◆ GOAL: Print the records again, character for character.

◆ LISTED RECORDS:
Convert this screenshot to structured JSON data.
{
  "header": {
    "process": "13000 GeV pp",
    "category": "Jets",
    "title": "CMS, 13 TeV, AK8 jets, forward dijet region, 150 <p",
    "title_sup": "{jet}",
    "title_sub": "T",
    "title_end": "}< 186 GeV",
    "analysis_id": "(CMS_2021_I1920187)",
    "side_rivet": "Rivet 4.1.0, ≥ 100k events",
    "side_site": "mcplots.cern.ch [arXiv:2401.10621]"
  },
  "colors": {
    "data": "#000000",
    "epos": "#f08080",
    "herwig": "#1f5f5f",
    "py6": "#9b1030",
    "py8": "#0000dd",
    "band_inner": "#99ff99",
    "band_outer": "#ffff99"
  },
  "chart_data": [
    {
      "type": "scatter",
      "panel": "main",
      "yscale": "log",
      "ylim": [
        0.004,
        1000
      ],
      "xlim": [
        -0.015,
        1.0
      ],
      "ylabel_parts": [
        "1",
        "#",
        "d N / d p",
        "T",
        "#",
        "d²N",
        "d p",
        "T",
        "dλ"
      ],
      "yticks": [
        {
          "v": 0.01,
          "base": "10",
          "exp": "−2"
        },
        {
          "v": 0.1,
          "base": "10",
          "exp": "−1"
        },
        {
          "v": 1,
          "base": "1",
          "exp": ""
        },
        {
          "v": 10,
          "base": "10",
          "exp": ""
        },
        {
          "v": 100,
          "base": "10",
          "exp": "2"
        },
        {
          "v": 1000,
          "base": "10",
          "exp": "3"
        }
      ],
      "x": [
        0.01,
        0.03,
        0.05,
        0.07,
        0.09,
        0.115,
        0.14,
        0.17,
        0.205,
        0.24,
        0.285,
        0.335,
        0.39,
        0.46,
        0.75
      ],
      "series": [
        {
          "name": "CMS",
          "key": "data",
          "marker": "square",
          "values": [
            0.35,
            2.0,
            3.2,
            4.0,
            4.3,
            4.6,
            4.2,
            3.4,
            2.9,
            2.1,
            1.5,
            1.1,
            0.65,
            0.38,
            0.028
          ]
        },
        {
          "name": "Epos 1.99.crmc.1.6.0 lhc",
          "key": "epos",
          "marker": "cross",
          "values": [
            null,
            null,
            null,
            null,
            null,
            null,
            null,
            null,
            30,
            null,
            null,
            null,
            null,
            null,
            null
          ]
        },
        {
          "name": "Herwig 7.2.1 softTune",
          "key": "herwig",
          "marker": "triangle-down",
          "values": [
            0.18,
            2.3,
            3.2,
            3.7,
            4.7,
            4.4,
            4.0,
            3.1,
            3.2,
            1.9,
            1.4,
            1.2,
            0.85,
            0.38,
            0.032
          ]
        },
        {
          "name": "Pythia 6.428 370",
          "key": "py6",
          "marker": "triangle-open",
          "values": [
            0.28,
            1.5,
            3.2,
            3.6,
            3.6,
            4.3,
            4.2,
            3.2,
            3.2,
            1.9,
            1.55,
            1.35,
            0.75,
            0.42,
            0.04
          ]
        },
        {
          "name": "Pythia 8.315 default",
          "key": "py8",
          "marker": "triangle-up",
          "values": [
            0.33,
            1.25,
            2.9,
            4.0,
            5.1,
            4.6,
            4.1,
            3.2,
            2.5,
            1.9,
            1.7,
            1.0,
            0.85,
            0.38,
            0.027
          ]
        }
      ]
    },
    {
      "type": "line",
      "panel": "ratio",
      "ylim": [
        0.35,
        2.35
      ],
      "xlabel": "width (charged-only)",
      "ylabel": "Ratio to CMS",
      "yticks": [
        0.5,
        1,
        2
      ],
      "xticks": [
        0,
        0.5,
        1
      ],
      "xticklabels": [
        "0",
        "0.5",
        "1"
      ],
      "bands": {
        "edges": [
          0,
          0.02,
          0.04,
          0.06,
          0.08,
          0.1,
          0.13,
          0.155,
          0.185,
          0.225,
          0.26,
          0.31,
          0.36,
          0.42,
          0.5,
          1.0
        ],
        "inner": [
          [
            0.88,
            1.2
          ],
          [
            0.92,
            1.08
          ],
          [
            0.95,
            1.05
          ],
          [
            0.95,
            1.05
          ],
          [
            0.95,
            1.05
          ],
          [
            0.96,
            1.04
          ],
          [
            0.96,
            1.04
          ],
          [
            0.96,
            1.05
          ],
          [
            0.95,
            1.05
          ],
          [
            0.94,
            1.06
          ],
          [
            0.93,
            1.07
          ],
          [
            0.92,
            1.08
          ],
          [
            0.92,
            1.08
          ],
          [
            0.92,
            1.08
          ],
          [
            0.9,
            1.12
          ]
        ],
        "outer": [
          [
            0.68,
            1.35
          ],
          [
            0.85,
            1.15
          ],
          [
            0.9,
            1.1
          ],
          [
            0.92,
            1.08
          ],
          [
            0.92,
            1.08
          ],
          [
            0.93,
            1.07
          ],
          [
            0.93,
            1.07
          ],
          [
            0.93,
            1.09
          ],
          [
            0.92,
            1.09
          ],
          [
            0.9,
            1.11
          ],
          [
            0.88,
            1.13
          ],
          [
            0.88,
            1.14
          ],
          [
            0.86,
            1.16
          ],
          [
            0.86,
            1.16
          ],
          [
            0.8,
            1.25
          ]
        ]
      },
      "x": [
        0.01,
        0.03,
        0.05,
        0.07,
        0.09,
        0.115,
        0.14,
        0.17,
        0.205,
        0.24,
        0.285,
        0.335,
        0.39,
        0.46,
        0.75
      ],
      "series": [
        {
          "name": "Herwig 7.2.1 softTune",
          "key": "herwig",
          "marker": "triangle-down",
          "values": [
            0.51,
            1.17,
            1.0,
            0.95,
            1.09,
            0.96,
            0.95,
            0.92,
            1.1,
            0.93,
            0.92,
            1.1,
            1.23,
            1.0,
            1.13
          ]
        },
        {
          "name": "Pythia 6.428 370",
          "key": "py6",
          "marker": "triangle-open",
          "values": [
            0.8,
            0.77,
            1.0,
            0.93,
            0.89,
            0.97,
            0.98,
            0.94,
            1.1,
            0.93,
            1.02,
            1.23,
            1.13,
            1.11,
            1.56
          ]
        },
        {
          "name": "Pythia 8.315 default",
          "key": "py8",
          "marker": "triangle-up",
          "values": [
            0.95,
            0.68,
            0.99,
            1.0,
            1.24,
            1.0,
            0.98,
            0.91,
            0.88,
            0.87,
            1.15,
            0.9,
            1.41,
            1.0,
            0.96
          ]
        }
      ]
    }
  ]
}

◆ FULL RESPONSE:
Convert this screenshot to structured JSON data.
{
  "header": {
    "process": "13000 GeV pp",
    "category": "Jets",
    "title": "CMS, 13 TeV, AK8 jets, forward dijet region, 150 <p",
    "title_sup": "{jet}",
    "title_sub": "T",
    "title_end": "}< 186 GeV",
    "analysis_id": "(CMS_2021_I1920187)",
    "side_rivet": "Rivet 4.1.0, ≥ 100k events",
    "side_site": "mcplots.cern.ch [arXiv:2401.10621]"
  },
  "colors": {
    "data": "#000000",
    "epos": "#f08080",
    "herwig": "#1f5f5f",
    "py6": "#9b1030",
    "py8": "#0000dd",
    "band_inner": "#99ff99",
    "band_outer": "#ffff99"
  },
  "chart_data": [
    {
      "type": "scatter",
      "panel": "main",
      "yscale": "log",
      "ylim": [
        0.004,
        1000
      ],
      "xlim": [
        -0.015,
        1.0
      ],
      "ylabel_parts": [
        "1",
        "#",
        "d N / d p",
        "T",
        "#",
        "d²N",
        "d p",
        "T",
        "dλ"
      ],
      "yticks": [
        {
          "v": 0.01,
          "base": "10",
          "exp": "−2"
        },
        {
          "v": 0.1,
          "base": "10",
          "exp": "−1"
        },
        {
          "v": 1,
          "base": "1",
          "exp": ""
        },
        {
          "v": 10,
          "base": "10",
          "exp": ""
        },
        {
          "v": 100,
          "base": "10",
          "exp": "2"
        },
        {
          "v": 1000,
          "base": "10",
          "exp": "3"
        }
      ],
      "x": [
        0.01,
        0.03,
        0.05,
        0.07,
        0.09,
        0.115,
        0.14,
        0.17,
        0.205,
        0.24,
        0.285,
        0.335,
        0.39,
        0.46,
        0.75
      ],
      "series": [
        {
          "name": "CMS",
          "key": "data",
          "marker": "square",
          "values": [
            0.35,
            2.0,
            3.2,
            4.0,
            4.3,
            4.6,
            4.2,
            3.4,
            2.9,
            2.1,
            1.5,
            1.1,
            0.65,
            0.38,
            0.028
          ]
        },
        {
          "name": "Epos 1.99.crmc.1.6.0 lhc",
          "key": "epos",
          "marker": "cross",
          "values": [
            null,
            null,
            null,
            null,
            null,
            null,
            null,
            null,
            30,
            null,
            null,
            null,
            null,
            null,
            null
          ]
        },
        {
          "name": "Herwig 7.2.1 softTune",
          "key": "herwig",
          "marker": "triangle-down",
          "values": [
            0.18,
            2.3,
            3.2,
            3.7,
            4.7,
            4.4,
            4.0,
            3.1,
            3.2,
            1.9,
            1.4,
            1.2,
            0.85,
            0.38,
            0.032
          ]
        },
        {
          "name": "Pythia 6.428 370",
          "key": "py6",
          "marker": "triangle-open",
          "values": [
            0.28,
            1.5,
            3.2,
            3.6,
            3.6,
            4.3,
            4.2,
            3.2,
            3.2,
            1.9,
            1.55,
            1.35,
            0.75,
            0.42,
            0.04
          ]
        },
        {
          "name": "Pythia 8.315 default",
          "key": "py8",
          "marker": "triangle-up",
          "values": [
            0.33,
            1.25,
            2.9,
            4.0,
            5.1,
            4.6,
            4.1,
            3.2,
            2.5,
            1.9,
            1.7,
            1.0,
            0.85,
            0.38,
            0.027
          ]
        }
      ]
    },
    {
      "type": "line",
      "panel": "ratio",
      "ylim": [
        0.35,
        2.35
      ],
      "xlabel": "width (charged-only)",
      "ylabel": "Ratio to CMS",
      "yticks": [
        0.5,
        1,
        2
      ],
      "xticks": [
        0,
        0.5,
        1
      ],
      "xticklabels": [
        "0",
        "0.5",
        "1"
      ],
      "bands": {
        "edges": [
          0,
          0.02,
          0.04,
          0.06,
          0.08,
          0.1,
          0.13,
          0.155,
          0.185,
          0.225,
          0.26,
          0.31,
          0.36,
          0.42,
          0.5,
          1.0
        ],
        "inner": [
          [
            0.88,
            1.2
          ],
          [
            0.92,
            1.08
          ],
          [
            0.95,
            1.05
          ],
          [
            0.95,
            1.05
          ],
          [
            0.95,
            1.05
          ],
          [
            0.96,
            1.04
          ],
          [
            0.96,
            1.04
          ],
          [
            0.96,
            1.05
          ],
          [
            0.95,
            1.05
          ],
          [
            0.94,
            1.06
          ],
          [
            0.93,
            1.07
          ],
          [
            0.92,
            1.08
          ],
          [
            0.92,
            1.08
          ],
          [
            0.92,
            1.08
          ],
          [
            0.9,
            1.12
          ]
        ],
        "outer": [
          [
            0.68,
            1.35
          ],
          [
            0.85,
            1.15
          ],
          [
            0.9,
            1.1
          ],
          [
            0.92,
            1.08
          ],
          [
            0.92,
            1.08
          ],
          [
            0.93,
            1.07
          ],
          [
            0.93,
            1.07
          ],
          [
            0.93,
            1.09
          ],
          [
            0.92,
            1.09
          ],
          [
            0.9,
            1.11
          ],
          [
            0.88,
            1.13
          ],
          [
            0.88,
            1.14
          ],
          [
            0.86,
            1.16
          ],
          [
            0.86,
            1.16
          ],
          [
            0.8,
            1.25
          ]
        ]
      },
      "x": [
        0.01,
        0.03,
        0.05,
        0.07,
        0.09,
        0.115,
        0.14,
        0.17,
        0.205,
        0.24,
        0.285,
        0.335,
        0.39,
        0.46,
        0.75
      ],
      "series": [
        {
          "name": "Herwig 7.2.1 softTune",
          "key": "herwig",
          "marker": "triangle-down",
          "values": [
            0.51,
            1.17,
            1.0,
            0.95,
            1.09,
            0.96,
            0.95,
            0.92,
            1.1,
            0.93,
            0.92,
            1.1,
            1.23,
            1.0,
            1.13
          ]
        },
        {
          "name": "Pythia 6.428 370",
          "key": "py6",
          "marker": "triangle-open",
          "values": [
            0.8,
            0.77,
            1.0,
            0.93,
            0.89,
            0.97,
            0.98,
            0.94,
            1.1,
            0.93,
            1.02,
            1.23,
            1.13,
            1.11,
            1.56
          ]
        },
        {
          "name": "Pythia 8.315 default",
          "key": "py8",
          "marker": "triangle-up",
          "values": [
            0.95,
            0.68,
            0.99,
            1.0,
            1.24,
            1.0,
            0.98,
            0.91,
            0.88,
            0.87,
            1.15,
            0.9,
            1.41,
            1.0,
            0.96
          ]
        }
      ]
    }
  ]
}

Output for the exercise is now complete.